◆ **Aim of the exercise**:
Transcribe every line exactly and omit anything that is a picture.

Excerpts from a figure dataset:
====================
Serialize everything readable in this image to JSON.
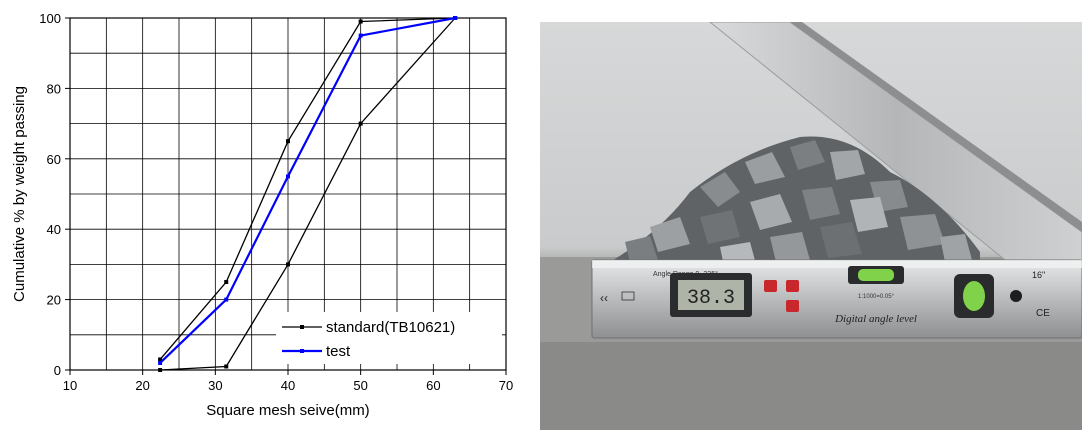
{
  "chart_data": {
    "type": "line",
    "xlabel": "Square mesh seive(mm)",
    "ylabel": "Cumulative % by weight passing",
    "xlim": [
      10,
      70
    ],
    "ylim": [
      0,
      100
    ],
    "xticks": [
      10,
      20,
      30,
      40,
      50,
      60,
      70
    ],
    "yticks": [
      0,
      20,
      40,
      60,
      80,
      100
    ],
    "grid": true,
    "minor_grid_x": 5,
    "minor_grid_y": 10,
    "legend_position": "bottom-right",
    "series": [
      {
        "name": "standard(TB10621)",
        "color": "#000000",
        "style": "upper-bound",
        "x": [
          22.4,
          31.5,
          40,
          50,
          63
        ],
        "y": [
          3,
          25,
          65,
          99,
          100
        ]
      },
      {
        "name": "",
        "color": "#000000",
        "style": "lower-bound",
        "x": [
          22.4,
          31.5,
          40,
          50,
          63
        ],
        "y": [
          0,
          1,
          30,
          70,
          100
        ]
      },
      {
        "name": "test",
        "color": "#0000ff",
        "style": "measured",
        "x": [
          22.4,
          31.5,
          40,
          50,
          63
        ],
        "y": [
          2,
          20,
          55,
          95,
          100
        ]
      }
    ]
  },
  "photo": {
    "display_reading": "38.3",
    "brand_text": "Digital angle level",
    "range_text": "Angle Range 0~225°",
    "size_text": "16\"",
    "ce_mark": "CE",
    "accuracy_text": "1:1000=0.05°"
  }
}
====================
◆ **The output**:
Serialize everything readable in this image to JSON.
{
  "chart_data": {
    "type": "line",
    "xlabel": "Square mesh seive(mm)",
    "ylabel": "Cumulative % by weight passing",
    "xlim": [
      10,
      70
    ],
    "ylim": [
      0,
      100
    ],
    "xticks": [
      10,
      20,
      30,
      40,
      50,
      60,
      70
    ],
    "yticks": [
      0,
      20,
      40,
      60,
      80,
      100
    ],
    "grid": true,
    "minor_grid_x": 5,
    "minor_grid_y": 10,
    "legend_position": "bottom-right",
    "series": [
      {
        "name": "standard(TB10621)",
        "color": "#000000",
        "style": "upper-bound",
        "x": [
          22.4,
          31.5,
          40,
          50,
          63
        ],
        "y": [
          3,
          25,
          65,
          99,
          100
        ]
      },
      {
        "name": "",
        "color": "#000000",
        "style": "lower-bound",
        "x": [
          22.4,
          31.5,
          40,
          50,
          63
        ],
        "y": [
          0,
          1,
          30,
          70,
          100
        ]
      },
      {
        "name": "test",
        "color": "#0000ff",
        "style": "measured",
        "x": [
          22.4,
          31.5,
          40,
          50,
          63
        ],
        "y": [
          2,
          20,
          55,
          95,
          100
        ]
      }
    ]
  },
  "photo": {
    "display_reading": "38.3",
    "brand_text": "Digital angle level",
    "range_text": "Angle Range 0~225°",
    "size_text": "16\"",
    "ce_mark": "CE",
    "accuracy_text": "1:1000=0.05°"
  }
}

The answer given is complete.